Figure dataset records

==========

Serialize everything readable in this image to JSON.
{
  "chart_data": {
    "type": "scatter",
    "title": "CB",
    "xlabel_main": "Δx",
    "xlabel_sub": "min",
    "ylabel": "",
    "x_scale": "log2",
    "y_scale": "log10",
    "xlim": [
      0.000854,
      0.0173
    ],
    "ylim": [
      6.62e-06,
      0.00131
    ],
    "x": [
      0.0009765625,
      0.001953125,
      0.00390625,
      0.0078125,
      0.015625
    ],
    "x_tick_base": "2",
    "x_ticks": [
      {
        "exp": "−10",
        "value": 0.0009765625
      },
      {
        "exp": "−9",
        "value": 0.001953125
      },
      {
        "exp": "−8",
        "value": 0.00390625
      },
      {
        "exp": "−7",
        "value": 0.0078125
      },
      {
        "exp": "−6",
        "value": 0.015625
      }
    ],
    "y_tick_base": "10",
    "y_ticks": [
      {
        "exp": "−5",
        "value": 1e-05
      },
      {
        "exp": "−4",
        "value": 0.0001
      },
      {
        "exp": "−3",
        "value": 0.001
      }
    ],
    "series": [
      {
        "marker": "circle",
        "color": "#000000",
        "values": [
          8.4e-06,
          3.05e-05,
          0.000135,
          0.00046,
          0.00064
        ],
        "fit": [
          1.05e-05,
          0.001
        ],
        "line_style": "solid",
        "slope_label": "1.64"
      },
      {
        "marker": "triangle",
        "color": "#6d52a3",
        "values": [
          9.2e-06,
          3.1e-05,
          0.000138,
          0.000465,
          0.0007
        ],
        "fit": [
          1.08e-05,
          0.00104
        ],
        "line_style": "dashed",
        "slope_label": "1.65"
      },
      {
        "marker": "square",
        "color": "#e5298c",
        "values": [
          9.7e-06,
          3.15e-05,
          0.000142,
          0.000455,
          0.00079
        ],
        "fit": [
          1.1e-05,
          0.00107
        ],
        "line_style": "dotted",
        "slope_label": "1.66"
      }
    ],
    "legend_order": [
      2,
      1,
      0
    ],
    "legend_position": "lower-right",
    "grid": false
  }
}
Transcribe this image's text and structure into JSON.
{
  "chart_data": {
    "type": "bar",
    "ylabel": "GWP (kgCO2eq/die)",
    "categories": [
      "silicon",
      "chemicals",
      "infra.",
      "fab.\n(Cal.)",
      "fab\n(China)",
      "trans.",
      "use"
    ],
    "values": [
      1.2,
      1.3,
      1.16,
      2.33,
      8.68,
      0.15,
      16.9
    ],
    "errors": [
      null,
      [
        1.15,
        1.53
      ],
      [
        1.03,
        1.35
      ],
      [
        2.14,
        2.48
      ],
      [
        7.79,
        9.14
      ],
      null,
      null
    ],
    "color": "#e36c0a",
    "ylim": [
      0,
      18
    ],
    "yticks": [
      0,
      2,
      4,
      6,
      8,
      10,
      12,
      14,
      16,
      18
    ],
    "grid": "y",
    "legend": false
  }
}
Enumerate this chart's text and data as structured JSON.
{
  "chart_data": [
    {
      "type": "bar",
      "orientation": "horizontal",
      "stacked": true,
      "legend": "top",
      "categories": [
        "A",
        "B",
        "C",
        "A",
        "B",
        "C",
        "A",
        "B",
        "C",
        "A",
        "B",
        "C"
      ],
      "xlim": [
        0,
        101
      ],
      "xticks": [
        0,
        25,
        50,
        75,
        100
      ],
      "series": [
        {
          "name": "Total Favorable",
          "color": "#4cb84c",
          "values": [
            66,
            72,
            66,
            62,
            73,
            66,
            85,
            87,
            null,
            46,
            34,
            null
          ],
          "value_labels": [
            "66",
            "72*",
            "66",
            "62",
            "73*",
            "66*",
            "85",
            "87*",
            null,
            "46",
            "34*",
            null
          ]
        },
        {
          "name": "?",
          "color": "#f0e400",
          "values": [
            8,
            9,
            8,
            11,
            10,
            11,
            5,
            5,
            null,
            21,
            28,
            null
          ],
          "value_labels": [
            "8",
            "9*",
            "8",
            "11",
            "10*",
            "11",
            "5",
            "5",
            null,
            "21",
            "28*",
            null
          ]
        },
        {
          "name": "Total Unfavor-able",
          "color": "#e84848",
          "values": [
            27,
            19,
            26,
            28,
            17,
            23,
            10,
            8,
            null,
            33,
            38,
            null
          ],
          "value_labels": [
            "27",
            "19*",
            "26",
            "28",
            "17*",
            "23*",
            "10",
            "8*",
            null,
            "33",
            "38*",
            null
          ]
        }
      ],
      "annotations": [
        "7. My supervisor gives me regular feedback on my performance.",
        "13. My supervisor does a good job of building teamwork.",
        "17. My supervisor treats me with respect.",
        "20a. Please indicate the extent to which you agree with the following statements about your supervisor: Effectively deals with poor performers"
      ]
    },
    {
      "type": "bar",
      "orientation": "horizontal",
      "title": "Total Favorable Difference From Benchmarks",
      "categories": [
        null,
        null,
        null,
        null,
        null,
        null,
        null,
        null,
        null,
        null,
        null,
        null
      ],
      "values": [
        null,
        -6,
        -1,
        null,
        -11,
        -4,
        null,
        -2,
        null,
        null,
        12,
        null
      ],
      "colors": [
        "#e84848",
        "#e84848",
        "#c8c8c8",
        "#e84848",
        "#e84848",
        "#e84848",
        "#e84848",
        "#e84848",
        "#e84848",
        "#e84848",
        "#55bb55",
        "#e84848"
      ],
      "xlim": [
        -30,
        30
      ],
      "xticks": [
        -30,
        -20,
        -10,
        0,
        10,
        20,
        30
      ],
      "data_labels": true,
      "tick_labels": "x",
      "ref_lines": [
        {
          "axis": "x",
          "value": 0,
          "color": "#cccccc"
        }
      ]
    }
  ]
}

==========

Looking at the records above, count the lines where the word "this" appears. State only the number.

- Final result -
3